_What you need to do_
Go through the listing and pick out each line with the word "header" in it.

_Excerpted data_
- - - - - - -

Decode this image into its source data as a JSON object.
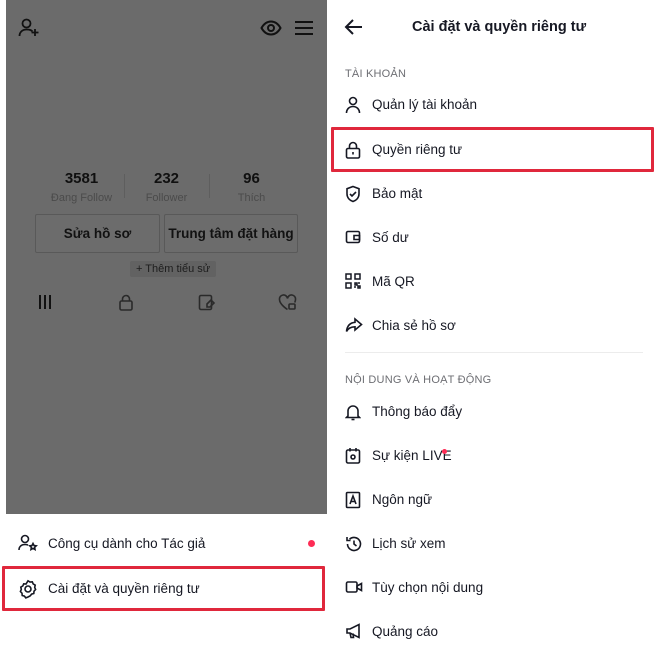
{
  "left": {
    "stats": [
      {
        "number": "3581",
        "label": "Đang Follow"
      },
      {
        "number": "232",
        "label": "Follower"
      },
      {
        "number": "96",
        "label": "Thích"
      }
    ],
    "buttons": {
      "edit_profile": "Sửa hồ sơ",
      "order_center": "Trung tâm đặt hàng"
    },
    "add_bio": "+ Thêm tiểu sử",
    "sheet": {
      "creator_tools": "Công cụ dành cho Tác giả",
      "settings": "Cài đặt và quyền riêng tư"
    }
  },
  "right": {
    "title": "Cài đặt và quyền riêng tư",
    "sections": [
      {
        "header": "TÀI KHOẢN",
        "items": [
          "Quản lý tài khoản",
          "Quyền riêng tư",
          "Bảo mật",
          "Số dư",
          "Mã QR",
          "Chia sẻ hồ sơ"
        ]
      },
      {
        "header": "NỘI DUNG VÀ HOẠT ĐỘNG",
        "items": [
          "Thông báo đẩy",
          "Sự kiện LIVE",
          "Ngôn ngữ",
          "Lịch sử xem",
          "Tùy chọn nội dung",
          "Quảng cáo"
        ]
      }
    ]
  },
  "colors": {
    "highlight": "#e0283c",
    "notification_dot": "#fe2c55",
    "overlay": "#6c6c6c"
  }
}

- - - - - - -

_Response to this exercise_
        "header": "TÀI KHOẢN",
        "header": "NỘI DUNG VÀ HOẠT ĐỘNG",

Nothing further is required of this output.